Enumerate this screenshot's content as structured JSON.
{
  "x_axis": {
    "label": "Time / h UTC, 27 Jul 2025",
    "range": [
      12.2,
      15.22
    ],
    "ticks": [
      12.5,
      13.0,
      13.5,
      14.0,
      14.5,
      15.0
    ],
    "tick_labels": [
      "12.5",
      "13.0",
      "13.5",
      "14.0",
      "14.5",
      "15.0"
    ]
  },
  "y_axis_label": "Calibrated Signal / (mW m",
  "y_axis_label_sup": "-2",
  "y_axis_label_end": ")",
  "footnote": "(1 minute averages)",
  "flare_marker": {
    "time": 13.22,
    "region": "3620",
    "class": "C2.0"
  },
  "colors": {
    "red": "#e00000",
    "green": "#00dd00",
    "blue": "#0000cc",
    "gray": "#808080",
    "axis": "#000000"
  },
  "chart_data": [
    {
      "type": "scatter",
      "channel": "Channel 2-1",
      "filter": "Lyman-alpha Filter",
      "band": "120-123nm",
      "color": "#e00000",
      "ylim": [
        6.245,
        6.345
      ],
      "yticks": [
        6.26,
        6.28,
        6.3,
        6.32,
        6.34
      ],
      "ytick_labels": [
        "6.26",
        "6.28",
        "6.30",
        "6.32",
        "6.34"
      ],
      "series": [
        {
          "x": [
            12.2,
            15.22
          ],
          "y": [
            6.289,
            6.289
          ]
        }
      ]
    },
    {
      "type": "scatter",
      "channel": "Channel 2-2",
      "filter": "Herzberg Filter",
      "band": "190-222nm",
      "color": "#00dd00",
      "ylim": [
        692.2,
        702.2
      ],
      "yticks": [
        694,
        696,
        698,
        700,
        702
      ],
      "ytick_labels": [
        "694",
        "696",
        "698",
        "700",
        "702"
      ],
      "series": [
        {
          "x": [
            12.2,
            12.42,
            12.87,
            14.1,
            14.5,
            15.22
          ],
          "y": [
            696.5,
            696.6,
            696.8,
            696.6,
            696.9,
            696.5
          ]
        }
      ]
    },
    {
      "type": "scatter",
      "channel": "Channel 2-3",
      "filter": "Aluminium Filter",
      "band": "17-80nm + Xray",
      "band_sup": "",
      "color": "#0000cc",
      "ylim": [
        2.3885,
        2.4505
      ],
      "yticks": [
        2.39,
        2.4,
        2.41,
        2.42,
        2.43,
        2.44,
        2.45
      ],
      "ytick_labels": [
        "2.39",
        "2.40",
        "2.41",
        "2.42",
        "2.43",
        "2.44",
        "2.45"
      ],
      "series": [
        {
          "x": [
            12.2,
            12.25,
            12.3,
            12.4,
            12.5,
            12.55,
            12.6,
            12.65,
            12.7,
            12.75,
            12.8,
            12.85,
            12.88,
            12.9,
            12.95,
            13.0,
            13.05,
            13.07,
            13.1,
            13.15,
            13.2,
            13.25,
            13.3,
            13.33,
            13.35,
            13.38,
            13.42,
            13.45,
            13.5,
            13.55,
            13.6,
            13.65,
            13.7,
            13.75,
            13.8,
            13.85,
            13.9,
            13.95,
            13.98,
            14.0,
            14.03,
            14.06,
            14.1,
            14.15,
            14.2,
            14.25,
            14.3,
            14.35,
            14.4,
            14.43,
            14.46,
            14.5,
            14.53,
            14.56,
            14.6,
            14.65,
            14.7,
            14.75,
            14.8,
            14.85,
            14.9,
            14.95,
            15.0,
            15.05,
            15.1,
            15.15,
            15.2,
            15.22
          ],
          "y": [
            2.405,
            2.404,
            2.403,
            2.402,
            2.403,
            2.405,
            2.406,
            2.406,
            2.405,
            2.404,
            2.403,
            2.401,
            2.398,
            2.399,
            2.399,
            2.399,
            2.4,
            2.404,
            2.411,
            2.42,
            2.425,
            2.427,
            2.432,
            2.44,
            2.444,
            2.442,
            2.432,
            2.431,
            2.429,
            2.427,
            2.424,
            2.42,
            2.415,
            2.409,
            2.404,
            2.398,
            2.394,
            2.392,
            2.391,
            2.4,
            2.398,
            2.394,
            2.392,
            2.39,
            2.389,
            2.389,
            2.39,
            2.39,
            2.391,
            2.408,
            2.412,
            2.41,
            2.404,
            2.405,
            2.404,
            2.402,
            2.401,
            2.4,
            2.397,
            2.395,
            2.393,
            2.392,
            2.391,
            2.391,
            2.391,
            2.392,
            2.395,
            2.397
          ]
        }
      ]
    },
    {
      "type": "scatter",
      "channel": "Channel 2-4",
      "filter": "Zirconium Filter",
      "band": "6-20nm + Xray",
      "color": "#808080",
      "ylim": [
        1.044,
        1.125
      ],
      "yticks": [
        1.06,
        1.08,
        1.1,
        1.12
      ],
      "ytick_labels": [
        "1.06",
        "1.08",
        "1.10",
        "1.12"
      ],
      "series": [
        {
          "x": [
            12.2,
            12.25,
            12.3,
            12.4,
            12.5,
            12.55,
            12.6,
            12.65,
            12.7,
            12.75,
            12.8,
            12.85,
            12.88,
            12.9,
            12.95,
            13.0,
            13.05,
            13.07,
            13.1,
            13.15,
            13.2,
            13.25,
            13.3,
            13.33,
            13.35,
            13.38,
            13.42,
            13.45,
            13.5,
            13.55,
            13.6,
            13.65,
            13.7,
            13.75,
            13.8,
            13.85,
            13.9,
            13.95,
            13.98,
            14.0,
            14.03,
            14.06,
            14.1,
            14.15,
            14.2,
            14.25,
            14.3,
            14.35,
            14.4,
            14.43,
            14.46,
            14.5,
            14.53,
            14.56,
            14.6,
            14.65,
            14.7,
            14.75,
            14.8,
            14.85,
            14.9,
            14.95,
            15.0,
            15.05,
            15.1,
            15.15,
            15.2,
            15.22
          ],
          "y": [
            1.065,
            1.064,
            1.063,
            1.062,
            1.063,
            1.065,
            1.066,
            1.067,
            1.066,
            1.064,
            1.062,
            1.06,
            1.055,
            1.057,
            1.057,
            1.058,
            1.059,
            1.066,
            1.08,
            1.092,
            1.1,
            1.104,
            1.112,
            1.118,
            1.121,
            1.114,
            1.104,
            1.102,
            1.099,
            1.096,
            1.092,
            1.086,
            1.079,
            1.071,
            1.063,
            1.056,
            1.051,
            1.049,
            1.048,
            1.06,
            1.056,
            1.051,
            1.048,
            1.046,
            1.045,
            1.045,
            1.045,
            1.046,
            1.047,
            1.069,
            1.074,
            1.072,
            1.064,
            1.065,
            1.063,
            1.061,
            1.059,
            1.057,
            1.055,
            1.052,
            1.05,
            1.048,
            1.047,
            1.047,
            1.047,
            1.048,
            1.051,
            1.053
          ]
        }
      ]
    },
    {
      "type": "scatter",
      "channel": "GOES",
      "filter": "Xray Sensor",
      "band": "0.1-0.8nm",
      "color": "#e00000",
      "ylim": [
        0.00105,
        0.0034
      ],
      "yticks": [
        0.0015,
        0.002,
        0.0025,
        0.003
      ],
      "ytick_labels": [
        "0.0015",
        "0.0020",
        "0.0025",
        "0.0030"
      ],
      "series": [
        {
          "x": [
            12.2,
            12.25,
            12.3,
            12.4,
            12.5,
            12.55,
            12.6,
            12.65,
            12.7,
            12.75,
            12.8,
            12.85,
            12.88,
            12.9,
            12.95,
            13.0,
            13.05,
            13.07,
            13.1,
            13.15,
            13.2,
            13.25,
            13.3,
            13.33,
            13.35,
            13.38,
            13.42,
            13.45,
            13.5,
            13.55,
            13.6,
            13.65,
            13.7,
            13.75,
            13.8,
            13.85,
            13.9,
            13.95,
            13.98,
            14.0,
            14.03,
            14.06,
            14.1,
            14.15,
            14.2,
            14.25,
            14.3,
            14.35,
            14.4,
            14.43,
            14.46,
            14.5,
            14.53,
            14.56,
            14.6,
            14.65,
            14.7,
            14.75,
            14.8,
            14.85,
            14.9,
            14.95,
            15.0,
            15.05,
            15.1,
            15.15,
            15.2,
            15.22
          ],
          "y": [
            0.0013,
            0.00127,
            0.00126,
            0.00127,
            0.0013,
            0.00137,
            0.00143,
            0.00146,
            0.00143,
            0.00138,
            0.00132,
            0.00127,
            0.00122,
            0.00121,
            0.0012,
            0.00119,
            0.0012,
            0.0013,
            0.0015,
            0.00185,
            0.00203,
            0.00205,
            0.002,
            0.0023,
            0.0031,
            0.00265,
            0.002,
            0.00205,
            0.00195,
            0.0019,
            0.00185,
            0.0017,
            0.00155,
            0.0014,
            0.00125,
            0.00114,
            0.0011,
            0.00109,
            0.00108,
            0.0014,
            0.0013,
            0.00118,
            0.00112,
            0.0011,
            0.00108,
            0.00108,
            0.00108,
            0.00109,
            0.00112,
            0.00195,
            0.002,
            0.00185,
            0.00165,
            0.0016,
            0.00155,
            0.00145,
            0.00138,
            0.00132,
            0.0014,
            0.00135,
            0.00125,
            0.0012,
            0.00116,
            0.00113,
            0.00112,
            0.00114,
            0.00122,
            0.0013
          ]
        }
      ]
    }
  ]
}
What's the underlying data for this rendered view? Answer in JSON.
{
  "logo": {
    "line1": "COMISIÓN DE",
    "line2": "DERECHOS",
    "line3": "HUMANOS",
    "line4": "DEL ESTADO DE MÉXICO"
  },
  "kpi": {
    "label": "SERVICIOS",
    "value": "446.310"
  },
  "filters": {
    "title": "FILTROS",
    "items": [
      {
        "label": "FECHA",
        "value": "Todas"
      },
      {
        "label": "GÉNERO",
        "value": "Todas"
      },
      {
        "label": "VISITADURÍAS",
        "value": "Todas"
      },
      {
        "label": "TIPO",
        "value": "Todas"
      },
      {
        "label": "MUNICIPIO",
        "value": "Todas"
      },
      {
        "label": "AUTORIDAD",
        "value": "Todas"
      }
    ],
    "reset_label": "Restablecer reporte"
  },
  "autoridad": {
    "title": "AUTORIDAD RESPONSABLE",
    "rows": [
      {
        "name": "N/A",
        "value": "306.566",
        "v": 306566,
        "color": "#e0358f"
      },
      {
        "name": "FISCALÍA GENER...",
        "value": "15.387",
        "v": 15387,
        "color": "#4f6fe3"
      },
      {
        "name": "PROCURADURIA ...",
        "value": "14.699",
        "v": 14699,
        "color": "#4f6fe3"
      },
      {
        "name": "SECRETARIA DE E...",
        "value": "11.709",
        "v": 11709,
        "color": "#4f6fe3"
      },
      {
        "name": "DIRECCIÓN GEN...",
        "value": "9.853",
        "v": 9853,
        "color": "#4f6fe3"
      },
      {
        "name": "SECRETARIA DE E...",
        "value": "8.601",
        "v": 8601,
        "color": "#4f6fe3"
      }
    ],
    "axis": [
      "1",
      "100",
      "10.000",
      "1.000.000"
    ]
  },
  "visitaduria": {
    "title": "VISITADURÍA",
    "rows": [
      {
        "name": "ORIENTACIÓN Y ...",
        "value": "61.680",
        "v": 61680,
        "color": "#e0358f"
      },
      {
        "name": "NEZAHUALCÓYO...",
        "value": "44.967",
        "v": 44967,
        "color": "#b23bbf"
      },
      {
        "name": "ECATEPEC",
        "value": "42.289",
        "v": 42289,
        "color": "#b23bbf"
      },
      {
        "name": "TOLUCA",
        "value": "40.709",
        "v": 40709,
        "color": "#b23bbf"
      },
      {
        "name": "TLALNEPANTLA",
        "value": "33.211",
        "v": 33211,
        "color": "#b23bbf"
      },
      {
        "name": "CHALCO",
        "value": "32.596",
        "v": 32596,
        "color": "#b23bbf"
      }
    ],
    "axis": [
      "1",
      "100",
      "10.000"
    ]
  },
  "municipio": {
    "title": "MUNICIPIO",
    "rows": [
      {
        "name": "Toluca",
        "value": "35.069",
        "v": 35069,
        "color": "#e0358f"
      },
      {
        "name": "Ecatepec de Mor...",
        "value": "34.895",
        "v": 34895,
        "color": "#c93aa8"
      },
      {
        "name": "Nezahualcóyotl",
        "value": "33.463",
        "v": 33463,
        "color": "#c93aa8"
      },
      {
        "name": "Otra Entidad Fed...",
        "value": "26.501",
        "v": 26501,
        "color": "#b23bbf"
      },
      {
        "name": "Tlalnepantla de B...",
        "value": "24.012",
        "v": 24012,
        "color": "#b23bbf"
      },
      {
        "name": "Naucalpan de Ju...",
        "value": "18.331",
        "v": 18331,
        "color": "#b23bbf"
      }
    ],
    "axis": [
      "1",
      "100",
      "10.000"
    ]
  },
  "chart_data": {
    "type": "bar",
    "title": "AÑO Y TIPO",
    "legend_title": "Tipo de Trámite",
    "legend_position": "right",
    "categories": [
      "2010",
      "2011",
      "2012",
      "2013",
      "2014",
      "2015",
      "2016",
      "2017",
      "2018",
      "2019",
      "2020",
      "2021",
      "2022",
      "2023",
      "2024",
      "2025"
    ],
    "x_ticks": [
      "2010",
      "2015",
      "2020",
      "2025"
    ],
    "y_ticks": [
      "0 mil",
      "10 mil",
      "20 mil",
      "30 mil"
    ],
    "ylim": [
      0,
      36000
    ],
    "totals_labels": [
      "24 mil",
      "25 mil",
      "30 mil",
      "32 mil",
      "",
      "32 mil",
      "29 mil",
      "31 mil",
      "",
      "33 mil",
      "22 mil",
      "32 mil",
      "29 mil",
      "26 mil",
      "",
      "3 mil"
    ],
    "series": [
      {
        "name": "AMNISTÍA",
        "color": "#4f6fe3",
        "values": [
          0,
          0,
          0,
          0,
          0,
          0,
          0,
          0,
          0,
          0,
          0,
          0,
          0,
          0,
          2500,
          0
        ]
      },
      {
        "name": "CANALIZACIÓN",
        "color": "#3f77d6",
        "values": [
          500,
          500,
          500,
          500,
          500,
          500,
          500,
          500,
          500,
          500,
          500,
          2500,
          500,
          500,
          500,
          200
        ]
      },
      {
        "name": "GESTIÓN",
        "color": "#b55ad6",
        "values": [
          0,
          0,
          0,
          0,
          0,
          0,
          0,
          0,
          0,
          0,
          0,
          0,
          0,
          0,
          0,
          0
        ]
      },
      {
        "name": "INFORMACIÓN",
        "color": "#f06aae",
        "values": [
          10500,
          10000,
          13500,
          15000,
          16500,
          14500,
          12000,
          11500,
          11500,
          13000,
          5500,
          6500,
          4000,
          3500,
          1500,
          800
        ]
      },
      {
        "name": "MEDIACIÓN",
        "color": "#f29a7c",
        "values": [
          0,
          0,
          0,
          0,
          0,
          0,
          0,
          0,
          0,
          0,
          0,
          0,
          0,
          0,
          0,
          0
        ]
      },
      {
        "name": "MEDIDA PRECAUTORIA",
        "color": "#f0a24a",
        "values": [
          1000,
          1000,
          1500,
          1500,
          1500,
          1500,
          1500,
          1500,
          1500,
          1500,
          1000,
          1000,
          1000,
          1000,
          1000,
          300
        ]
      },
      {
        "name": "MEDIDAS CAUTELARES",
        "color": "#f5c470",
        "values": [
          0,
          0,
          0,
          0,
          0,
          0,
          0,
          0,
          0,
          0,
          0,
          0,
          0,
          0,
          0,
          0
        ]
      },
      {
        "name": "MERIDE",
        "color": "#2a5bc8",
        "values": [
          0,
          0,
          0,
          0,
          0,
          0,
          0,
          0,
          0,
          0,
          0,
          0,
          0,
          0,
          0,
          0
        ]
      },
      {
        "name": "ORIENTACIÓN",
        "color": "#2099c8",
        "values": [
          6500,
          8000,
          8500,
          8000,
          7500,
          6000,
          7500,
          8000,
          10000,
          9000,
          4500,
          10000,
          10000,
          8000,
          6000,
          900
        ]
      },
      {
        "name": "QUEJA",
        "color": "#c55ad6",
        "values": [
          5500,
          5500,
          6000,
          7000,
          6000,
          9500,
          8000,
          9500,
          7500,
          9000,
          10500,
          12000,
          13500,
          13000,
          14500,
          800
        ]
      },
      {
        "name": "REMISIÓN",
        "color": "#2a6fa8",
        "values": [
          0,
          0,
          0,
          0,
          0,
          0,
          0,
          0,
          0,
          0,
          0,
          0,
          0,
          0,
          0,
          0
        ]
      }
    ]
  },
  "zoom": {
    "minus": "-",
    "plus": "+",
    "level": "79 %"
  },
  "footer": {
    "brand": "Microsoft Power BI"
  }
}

· · ·

Work instructions: Scan the material above. Extract every line in which the word "this" occurs.

Exercise result:
Enumerate this screenshot's content as structured JSON.
What's the underlying data for this rendered view? Answer in JSON.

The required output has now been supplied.